THE EXERCISE: Write out all of the entries that follow, word for word, but skip the pictures.

### DATASET EXTRACT

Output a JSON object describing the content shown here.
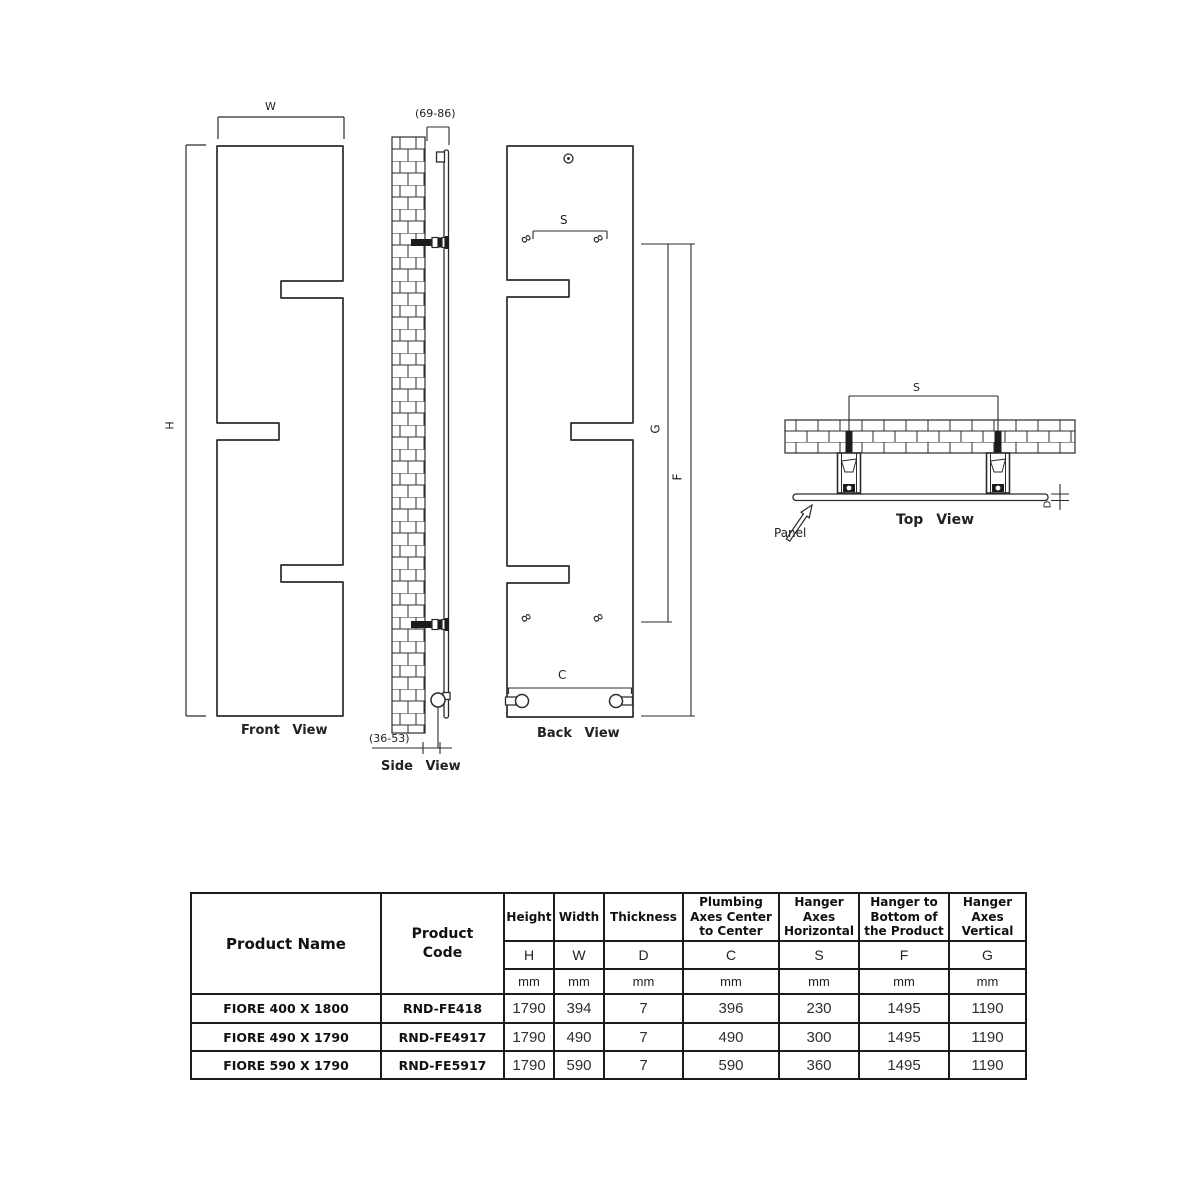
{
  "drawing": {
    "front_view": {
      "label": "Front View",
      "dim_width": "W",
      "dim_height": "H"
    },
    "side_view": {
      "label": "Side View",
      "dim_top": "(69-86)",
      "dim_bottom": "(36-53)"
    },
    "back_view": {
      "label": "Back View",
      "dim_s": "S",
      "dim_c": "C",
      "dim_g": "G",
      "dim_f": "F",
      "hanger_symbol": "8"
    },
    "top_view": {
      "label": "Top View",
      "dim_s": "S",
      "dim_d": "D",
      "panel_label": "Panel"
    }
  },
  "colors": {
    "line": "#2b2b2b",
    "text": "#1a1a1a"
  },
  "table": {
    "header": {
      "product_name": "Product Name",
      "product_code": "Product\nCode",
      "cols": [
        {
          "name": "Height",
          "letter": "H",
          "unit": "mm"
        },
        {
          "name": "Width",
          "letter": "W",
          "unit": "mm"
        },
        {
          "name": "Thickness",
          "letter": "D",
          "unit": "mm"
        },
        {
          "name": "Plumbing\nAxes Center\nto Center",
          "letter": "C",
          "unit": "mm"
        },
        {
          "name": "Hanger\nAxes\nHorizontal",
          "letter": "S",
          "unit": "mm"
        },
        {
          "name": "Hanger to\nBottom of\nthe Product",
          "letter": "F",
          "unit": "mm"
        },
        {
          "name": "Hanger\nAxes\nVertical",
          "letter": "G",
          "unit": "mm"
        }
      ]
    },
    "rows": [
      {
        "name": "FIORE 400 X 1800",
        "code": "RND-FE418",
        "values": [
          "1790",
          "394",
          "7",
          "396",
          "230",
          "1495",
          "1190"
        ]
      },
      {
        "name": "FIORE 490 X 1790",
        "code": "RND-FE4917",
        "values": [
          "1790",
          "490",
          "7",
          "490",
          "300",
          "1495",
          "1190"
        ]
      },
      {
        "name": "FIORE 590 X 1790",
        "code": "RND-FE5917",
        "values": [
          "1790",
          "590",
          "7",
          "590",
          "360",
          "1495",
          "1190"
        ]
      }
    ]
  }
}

######

SOLUTION TO THIS TASK:
Output a JSON object describing the content shown here.
{
  "drawing": {
    "front_view": {
      "label": "Front View",
      "dim_width": "W",
      "dim_height": "H"
    },
    "side_view": {
      "label": "Side View",
      "dim_top": "(69-86)",
      "dim_bottom": "(36-53)"
    },
    "back_view": {
      "label": "Back View",
      "dim_s": "S",
      "dim_c": "C",
      "dim_g": "G",
      "dim_f": "F",
      "hanger_symbol": "8"
    },
    "top_view": {
      "label": "Top View",
      "dim_s": "S",
      "dim_d": "D",
      "panel_label": "Panel"
    }
  },
  "colors": {
    "line": "#2b2b2b",
    "text": "#1a1a1a"
  },
  "table": {
    "header": {
      "product_name": "Product Name",
      "product_code": "Product\nCode",
      "cols": [
        {
          "name": "Height",
          "letter": "H",
          "unit": "mm"
        },
        {
          "name": "Width",
          "letter": "W",
          "unit": "mm"
        },
        {
          "name": "Thickness",
          "letter": "D",
          "unit": "mm"
        },
        {
          "name": "Plumbing\nAxes Center\nto Center",
          "letter": "C",
          "unit": "mm"
        },
        {
          "name": "Hanger\nAxes\nHorizontal",
          "letter": "S",
          "unit": "mm"
        },
        {
          "name": "Hanger to\nBottom of\nthe Product",
          "letter": "F",
          "unit": "mm"
        },
        {
          "name": "Hanger\nAxes\nVertical",
          "letter": "G",
          "unit": "mm"
        }
      ]
    },
    "rows": [
      {
        "name": "FIORE 400 X 1800",
        "code": "RND-FE418",
        "values": [
          "1790",
          "394",
          "7",
          "396",
          "230",
          "1495",
          "1190"
        ]
      },
      {
        "name": "FIORE 490 X 1790",
        "code": "RND-FE4917",
        "values": [
          "1790",
          "490",
          "7",
          "490",
          "300",
          "1495",
          "1190"
        ]
      },
      {
        "name": "FIORE 590 X 1790",
        "code": "RND-FE5917",
        "values": [
          "1790",
          "590",
          "7",
          "590",
          "360",
          "1495",
          "1190"
        ]
      }
    ]
  }
}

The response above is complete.